## [YOUR GOAL]
Convert the material below into a JSON list of strings with one string per line, covering only the lines from the one that contains "bingo-row: Salem witch" through the one that contains "bingo-row: Treaty of", both included. Leave out any blank lines.

## [RECORDS FOR THIS TASK]
════════════════

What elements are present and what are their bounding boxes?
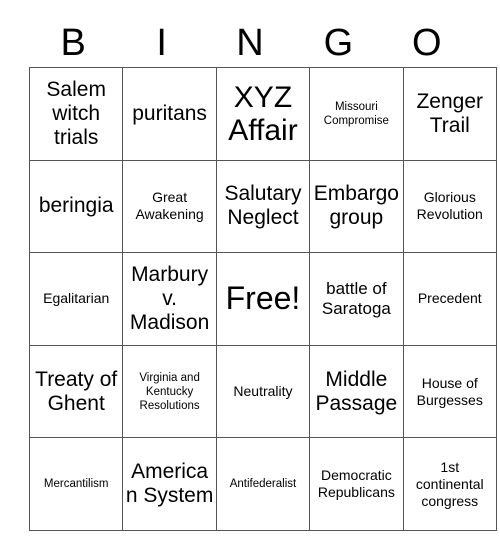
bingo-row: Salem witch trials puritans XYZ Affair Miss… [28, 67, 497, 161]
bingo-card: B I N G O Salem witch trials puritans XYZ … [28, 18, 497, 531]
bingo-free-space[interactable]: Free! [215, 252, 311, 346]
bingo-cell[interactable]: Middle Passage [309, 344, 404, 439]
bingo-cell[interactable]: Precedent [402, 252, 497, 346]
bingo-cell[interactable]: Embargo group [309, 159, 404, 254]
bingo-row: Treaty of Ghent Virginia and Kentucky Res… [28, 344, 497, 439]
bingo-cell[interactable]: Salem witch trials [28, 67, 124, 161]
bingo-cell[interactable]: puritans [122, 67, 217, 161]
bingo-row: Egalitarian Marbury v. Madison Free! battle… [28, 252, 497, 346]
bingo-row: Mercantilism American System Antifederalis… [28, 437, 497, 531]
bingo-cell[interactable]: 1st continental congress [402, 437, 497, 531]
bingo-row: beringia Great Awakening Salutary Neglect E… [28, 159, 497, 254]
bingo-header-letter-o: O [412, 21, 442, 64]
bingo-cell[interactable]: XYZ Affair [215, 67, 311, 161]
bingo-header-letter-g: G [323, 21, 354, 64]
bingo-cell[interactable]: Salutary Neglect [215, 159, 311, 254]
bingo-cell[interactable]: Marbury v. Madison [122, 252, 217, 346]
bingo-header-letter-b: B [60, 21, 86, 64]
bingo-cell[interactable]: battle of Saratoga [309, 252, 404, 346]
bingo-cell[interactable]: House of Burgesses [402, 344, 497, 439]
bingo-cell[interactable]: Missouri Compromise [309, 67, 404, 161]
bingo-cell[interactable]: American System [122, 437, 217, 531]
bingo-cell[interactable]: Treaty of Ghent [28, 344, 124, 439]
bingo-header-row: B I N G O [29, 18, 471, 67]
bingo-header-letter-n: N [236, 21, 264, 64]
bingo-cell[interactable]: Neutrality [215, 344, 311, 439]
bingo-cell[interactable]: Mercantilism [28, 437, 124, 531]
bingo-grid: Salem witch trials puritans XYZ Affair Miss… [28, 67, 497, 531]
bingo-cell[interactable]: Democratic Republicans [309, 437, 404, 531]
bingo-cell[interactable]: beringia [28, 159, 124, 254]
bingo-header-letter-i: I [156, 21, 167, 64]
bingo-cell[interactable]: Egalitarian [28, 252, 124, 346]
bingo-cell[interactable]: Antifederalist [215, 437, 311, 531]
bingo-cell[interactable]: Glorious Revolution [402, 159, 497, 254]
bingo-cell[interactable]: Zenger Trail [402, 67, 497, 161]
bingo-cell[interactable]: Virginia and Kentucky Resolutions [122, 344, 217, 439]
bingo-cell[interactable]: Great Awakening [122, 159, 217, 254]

════════════════

## [CORRECT OUTPUT]
[
  "bingo-row: Salem witch trials puritans XYZ Affair Miss… [28, 67, 497, 161]",
  "bingo-card: B I N G O Salem witch trials puritans XYZ … [28, 18, 497, 531]",
  "bingo-free-space[interactable]: Free! [215, 252, 311, 346]",
  "bingo-cell[interactable]: Middle Passage [309, 344, 404, 439]",
  "bingo-cell[interactable]: Precedent [402, 252, 497, 346]",
  "bingo-cell[interactable]: Embargo group [309, 159, 404, 254]",
  "bingo-row: Treaty of Ghent Virginia and Kentucky Res… [28, 344, 497, 439]"
]